* _DATA SHOWN_:
━━━━━━

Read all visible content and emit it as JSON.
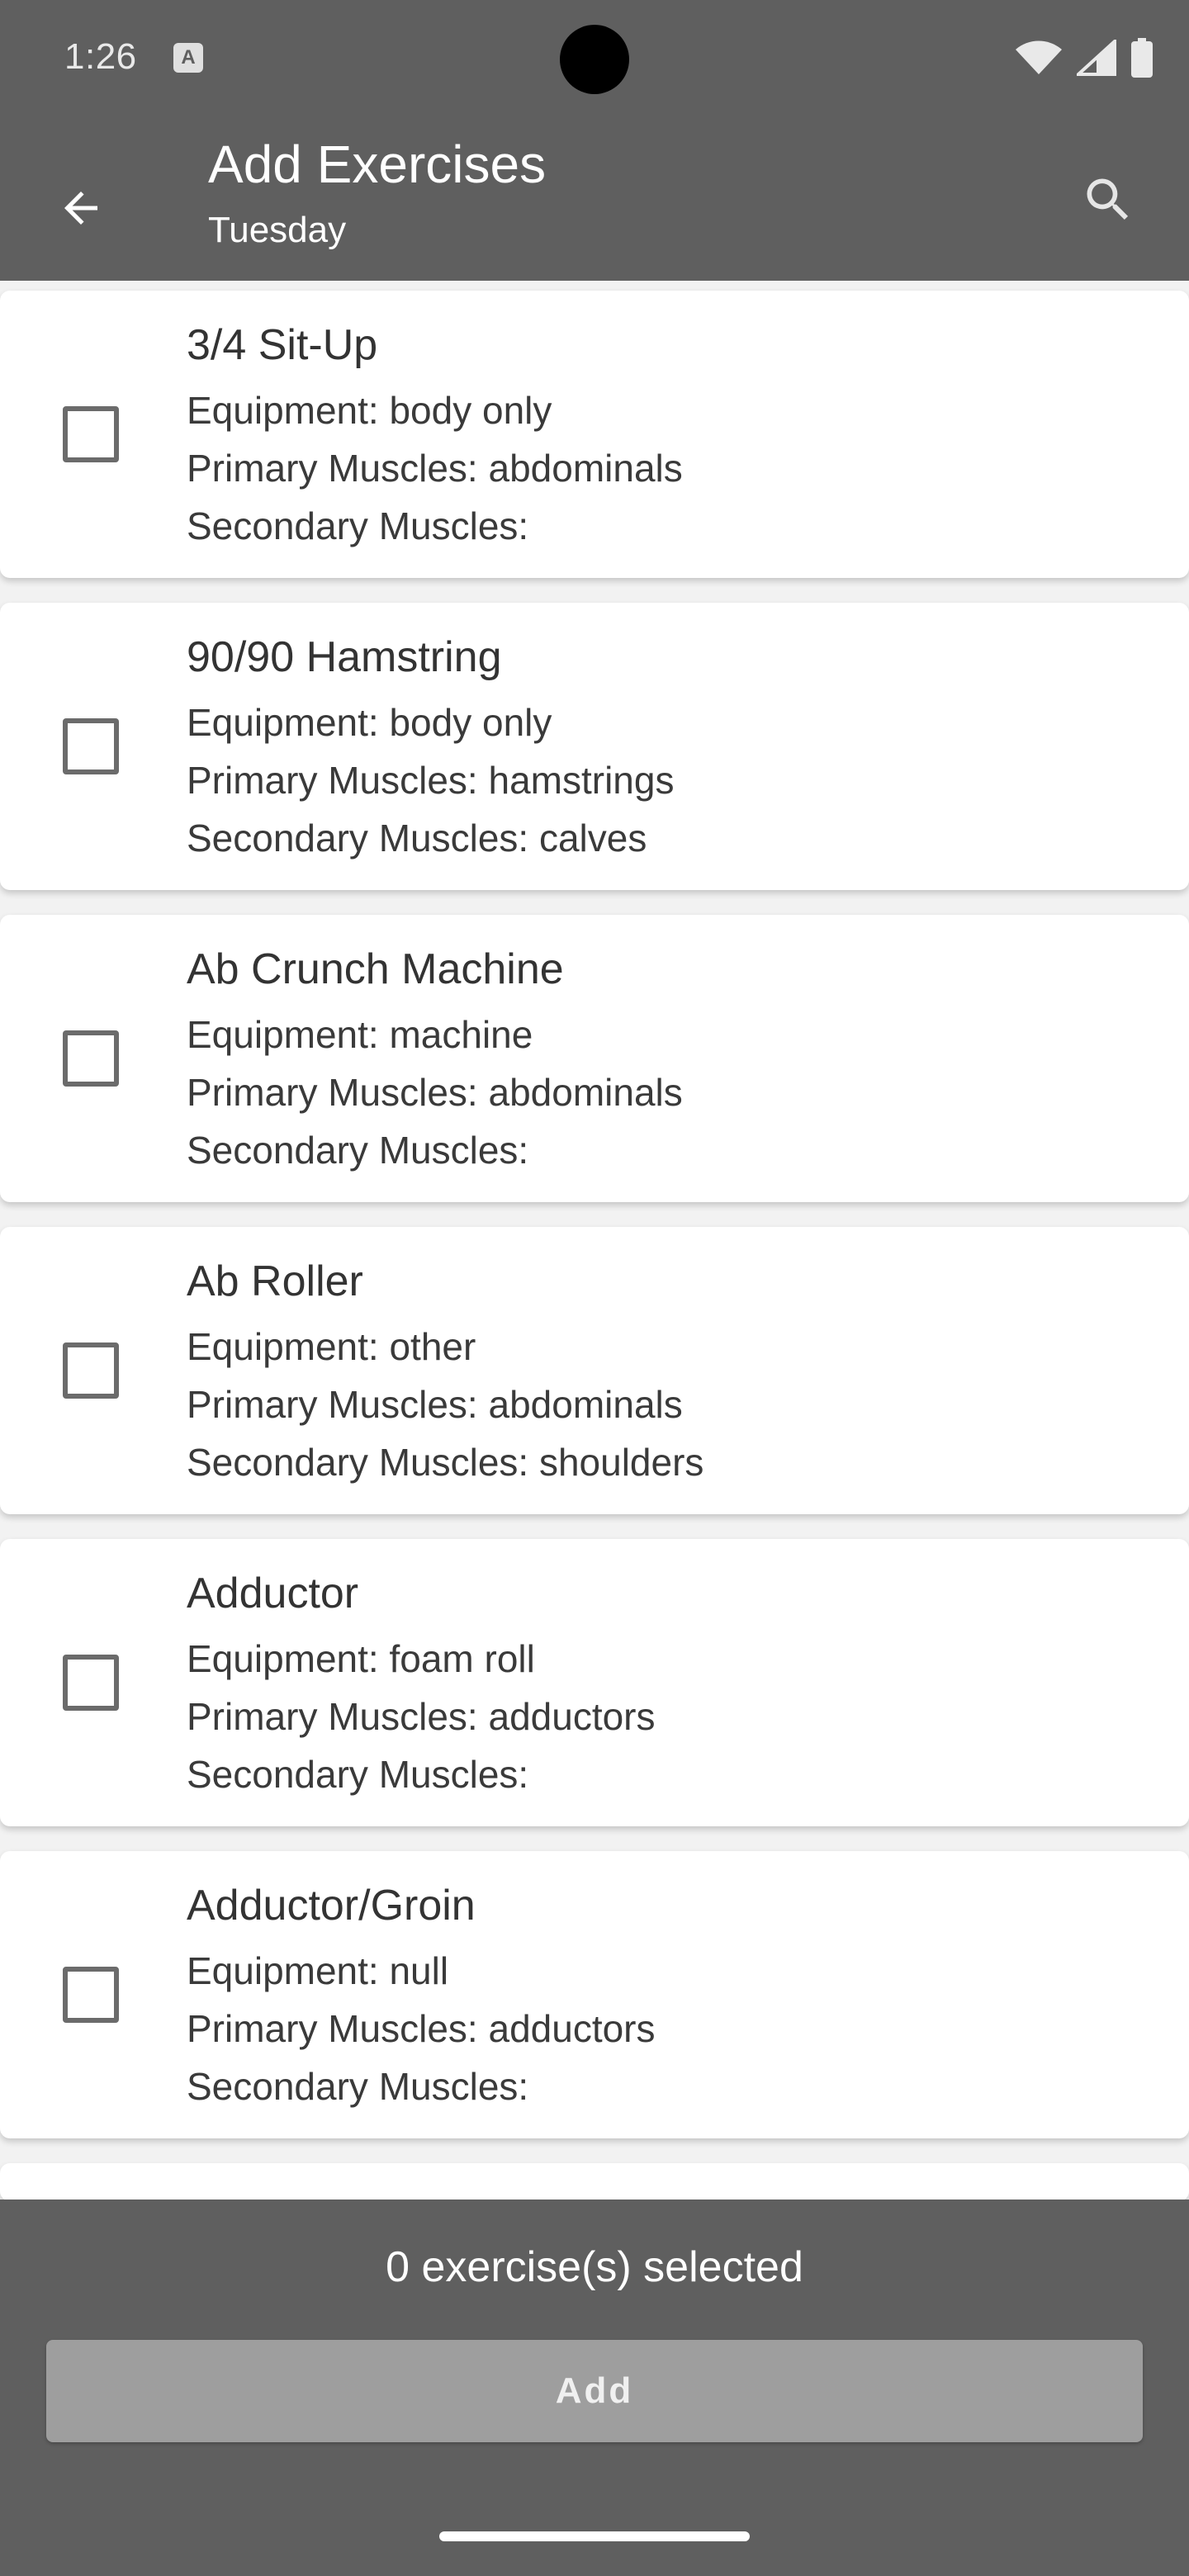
{
  "status_bar": {
    "time": "1:26",
    "notification_icon_letter": "A",
    "icons": [
      "wifi-icon",
      "signal-icon",
      "battery-icon"
    ]
  },
  "app_bar": {
    "title": "Add Exercises",
    "subtitle": "Tuesday",
    "back_icon": "back-arrow-icon",
    "search_icon": "search-icon"
  },
  "exercises": [
    {
      "name": "3/4 Sit-Up",
      "equipment": "Equipment: body only",
      "primary": "Primary Muscles: abdominals",
      "secondary": "Secondary Muscles:"
    },
    {
      "name": "90/90 Hamstring",
      "equipment": "Equipment: body only",
      "primary": "Primary Muscles: hamstrings",
      "secondary": "Secondary Muscles: calves"
    },
    {
      "name": "Ab Crunch Machine",
      "equipment": "Equipment: machine",
      "primary": "Primary Muscles: abdominals",
      "secondary": "Secondary Muscles:"
    },
    {
      "name": "Ab Roller",
      "equipment": "Equipment: other",
      "primary": "Primary Muscles: abdominals",
      "secondary": "Secondary Muscles: shoulders"
    },
    {
      "name": "Adductor",
      "equipment": "Equipment: foam roll",
      "primary": "Primary Muscles: adductors",
      "secondary": "Secondary Muscles:"
    },
    {
      "name": "Adductor/Groin",
      "equipment": "Equipment: null",
      "primary": "Primary Muscles: adductors",
      "secondary": "Secondary Muscles:"
    }
  ],
  "bottom": {
    "selected_text": "0 exercise(s) selected",
    "add_label": "Add"
  },
  "colors": {
    "app_bar_bg": "#5f5f5f",
    "card_bg": "#ffffff",
    "button_disabled": "#9e9e9e"
  }
}
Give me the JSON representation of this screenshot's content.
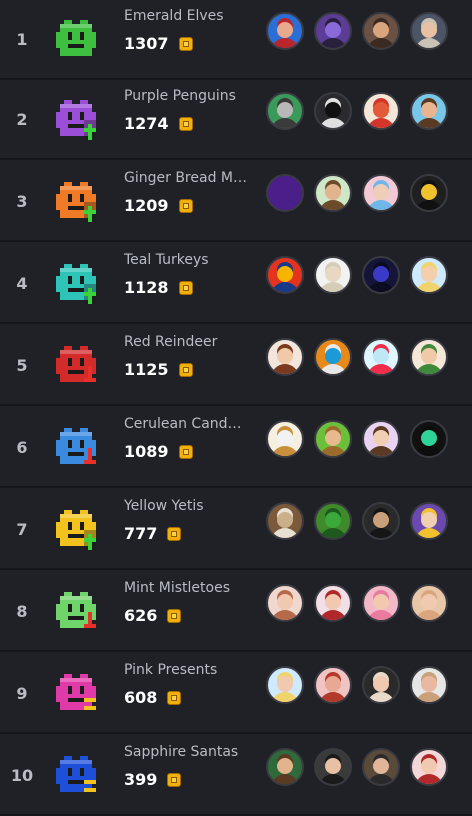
{
  "teams": [
    {
      "rank": "1",
      "name": "Emerald Elves",
      "score": "1307",
      "icon": "emerald-elf-icon",
      "color": "#3fbf3f",
      "trend": "none",
      "avatars": [
        {
          "bg": "#2b6fd6",
          "skin": "#e9a98c",
          "hair": "#b8262b"
        },
        {
          "bg": "#5b3c97",
          "skin": "#8a6ad8",
          "hair": "#2a1f3d"
        },
        {
          "bg": "#6a5143",
          "skin": "#d9a57f",
          "hair": "#3b2a20"
        },
        {
          "bg": "#4c5566",
          "skin": "#e8c0a4",
          "hair": "#c9c2b5"
        }
      ]
    },
    {
      "rank": "2",
      "name": "Purple Penguins",
      "score": "1274",
      "icon": "purple-penguin-icon",
      "color": "#9b4fd8",
      "trend": "up",
      "avatars": [
        {
          "bg": "#3a9a5a",
          "skin": "#b8b8b8",
          "hair": "#3a3a3a"
        },
        {
          "bg": "#2a2a2e",
          "skin": "#101010",
          "hair": "#e0e0e0"
        },
        {
          "bg": "#f5e7d8",
          "skin": "#e35a3a",
          "hair": "#d4352b"
        },
        {
          "bg": "#78c6e8",
          "skin": "#e9b48f",
          "hair": "#5b3a22"
        }
      ]
    },
    {
      "rank": "3",
      "name": "Ginger Bread Men",
      "score": "1209",
      "icon": "ginger-bread-icon",
      "color": "#f07a26",
      "trend": "up",
      "avatars": [
        {
          "bg": "#4a1f8a",
          "skin": "#4a1f8a",
          "hair": "#4a1f8a"
        },
        {
          "bg": "#cfe7c7",
          "skin": "#e2b48e",
          "hair": "#6c4a2a"
        },
        {
          "bg": "#f4c9d6",
          "skin": "#f0cdb7",
          "hair": "#6fb7e8"
        },
        {
          "bg": "#1f1f1f",
          "skin": "#f2c12e",
          "hair": "#111111"
        }
      ]
    },
    {
      "rank": "4",
      "name": "Teal Turkeys",
      "score": "1128",
      "icon": "teal-turkey-icon",
      "color": "#2ec4b8",
      "trend": "up",
      "avatars": [
        {
          "bg": "#e5331d",
          "skin": "#f7b500",
          "hair": "#163a8a"
        },
        {
          "bg": "#f2f2f2",
          "skin": "#e8d7c2",
          "hair": "#d6cdb8"
        },
        {
          "bg": "#15153a",
          "skin": "#3a3ac7",
          "hair": "#0b0b22"
        },
        {
          "bg": "#cfe9ff",
          "skin": "#f3cfad",
          "hair": "#f0d36a"
        }
      ]
    },
    {
      "rank": "5",
      "name": "Red Reindeer",
      "score": "1125",
      "icon": "red-reindeer-icon",
      "color": "#d32a2a",
      "trend": "down",
      "avatars": [
        {
          "bg": "#f2e6dc",
          "skin": "#f0c9a8",
          "hair": "#7b3a1e"
        },
        {
          "bg": "#e88a1a",
          "skin": "#1a9ad6",
          "hair": "#e8e8e8"
        },
        {
          "bg": "#dff6ff",
          "skin": "#bfe8f7",
          "hair": "#ef2d4a"
        },
        {
          "bg": "#f5e8d8",
          "skin": "#f0c9a8",
          "hair": "#3f8a3a"
        }
      ]
    },
    {
      "rank": "6",
      "name": "Cerulean Candy Canes",
      "score": "1089",
      "icon": "candy-cane-icon",
      "color": "#3a8ae0",
      "trend": "down",
      "avatars": [
        {
          "bg": "#f5efe0",
          "skin": "#f2f2f2",
          "hair": "#c98f3a"
        },
        {
          "bg": "#6cbf3a",
          "skin": "#e6b98e",
          "hair": "#9c6a2a"
        },
        {
          "bg": "#e8d4f2",
          "skin": "#f1cfb2",
          "hair": "#5a3a22"
        },
        {
          "bg": "#111111",
          "skin": "#2fd49a",
          "hair": "#0d0d0d"
        }
      ]
    },
    {
      "rank": "7",
      "name": "Yellow Yetis",
      "score": "777",
      "icon": "yellow-yeti-icon",
      "color": "#f2c21e",
      "trend": "up",
      "avatars": [
        {
          "bg": "#7a5a3a",
          "skin": "#c9b08a",
          "hair": "#e8e0d0"
        },
        {
          "bg": "#3f8a2a",
          "skin": "#3aa83a",
          "hair": "#1e5a1e"
        },
        {
          "bg": "#2a2a2a",
          "skin": "#c9a07a",
          "hair": "#151515"
        },
        {
          "bg": "#6a4ab0",
          "skin": "#f1cfb2",
          "hair": "#f2c12e"
        }
      ]
    },
    {
      "rank": "8",
      "name": "Mint Mistletoes",
      "score": "626",
      "icon": "mistletoe-icon",
      "color": "#6fd46a",
      "trend": "down",
      "avatars": [
        {
          "bg": "#f0d8cf",
          "skin": "#f0c9b0",
          "hair": "#b56a4a"
        },
        {
          "bg": "#f2dfe6",
          "skin": "#f0c9b0",
          "hair": "#b0282a"
        },
        {
          "bg": "#f2b8c8",
          "skin": "#f0c9b0",
          "hair": "#e97aa0"
        },
        {
          "bg": "#e8c7a8",
          "skin": "#f0c9b0",
          "hair": "#d9a57f"
        }
      ]
    },
    {
      "rank": "9",
      "name": "Pink Presents",
      "score": "608",
      "icon": "pink-present-icon",
      "color": "#e03aa8",
      "trend": "same",
      "avatars": [
        {
          "bg": "#cfe9ff",
          "skin": "#f0c9b0",
          "hair": "#f0d36a"
        },
        {
          "bg": "#f2c3c3",
          "skin": "#e7a996",
          "hair": "#b33a2a"
        },
        {
          "bg": "#2a2a2a",
          "skin": "#f0c9b0",
          "hair": "#e9d9c9"
        },
        {
          "bg": "#e6e6e6",
          "skin": "#e9b8a0",
          "hair": "#c9a07a"
        }
      ]
    },
    {
      "rank": "10",
      "name": "Sapphire Santas",
      "score": "399",
      "icon": "sapphire-santa-icon",
      "color": "#1e4fd8",
      "trend": "same",
      "avatars": [
        {
          "bg": "#2e6a3a",
          "skin": "#e2b48e",
          "hair": "#5a3a22"
        },
        {
          "bg": "#3a3a3a",
          "skin": "#e8c0a4",
          "hair": "#1a1a1a"
        },
        {
          "bg": "#5a4a3a",
          "skin": "#e1b597",
          "hair": "#2a2a2a"
        },
        {
          "bg": "#f2d8d8",
          "skin": "#f0c9b0",
          "hair": "#b0282a"
        }
      ]
    }
  ]
}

━━━━━━

* _EXERCISE DESCRIPTION_: Tally the lines of the data that hold the string "Equipment". Answer with the number and nothing more.

* _EXERCISE SOLUTION_: 6